ENTRIES:
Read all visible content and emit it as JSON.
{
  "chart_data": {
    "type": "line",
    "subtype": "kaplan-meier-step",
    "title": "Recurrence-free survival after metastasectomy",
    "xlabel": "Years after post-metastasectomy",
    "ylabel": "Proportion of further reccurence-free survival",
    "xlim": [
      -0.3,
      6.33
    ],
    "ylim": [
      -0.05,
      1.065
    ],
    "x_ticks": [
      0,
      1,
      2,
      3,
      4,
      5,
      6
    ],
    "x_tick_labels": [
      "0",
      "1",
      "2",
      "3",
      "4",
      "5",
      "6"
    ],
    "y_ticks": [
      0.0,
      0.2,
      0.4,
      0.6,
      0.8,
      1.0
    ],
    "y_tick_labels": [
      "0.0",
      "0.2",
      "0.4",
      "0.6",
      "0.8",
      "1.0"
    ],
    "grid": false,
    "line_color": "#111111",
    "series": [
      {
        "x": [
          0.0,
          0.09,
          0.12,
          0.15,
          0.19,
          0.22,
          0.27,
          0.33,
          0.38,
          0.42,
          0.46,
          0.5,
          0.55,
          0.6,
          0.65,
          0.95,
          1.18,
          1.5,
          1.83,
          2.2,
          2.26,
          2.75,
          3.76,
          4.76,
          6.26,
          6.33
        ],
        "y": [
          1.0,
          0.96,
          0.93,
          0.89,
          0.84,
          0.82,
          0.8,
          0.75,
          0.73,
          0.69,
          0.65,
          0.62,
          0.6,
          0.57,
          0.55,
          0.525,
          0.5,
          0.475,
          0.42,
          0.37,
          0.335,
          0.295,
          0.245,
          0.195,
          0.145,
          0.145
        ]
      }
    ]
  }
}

TASK PROMPT: From the listing above, collect each line in which the string "after" appears.

PROBLEM SOLUTION:
    "title": "Recurrence-free survival after metastasectomy",
    "xlabel": "Years after post-metastasectomy",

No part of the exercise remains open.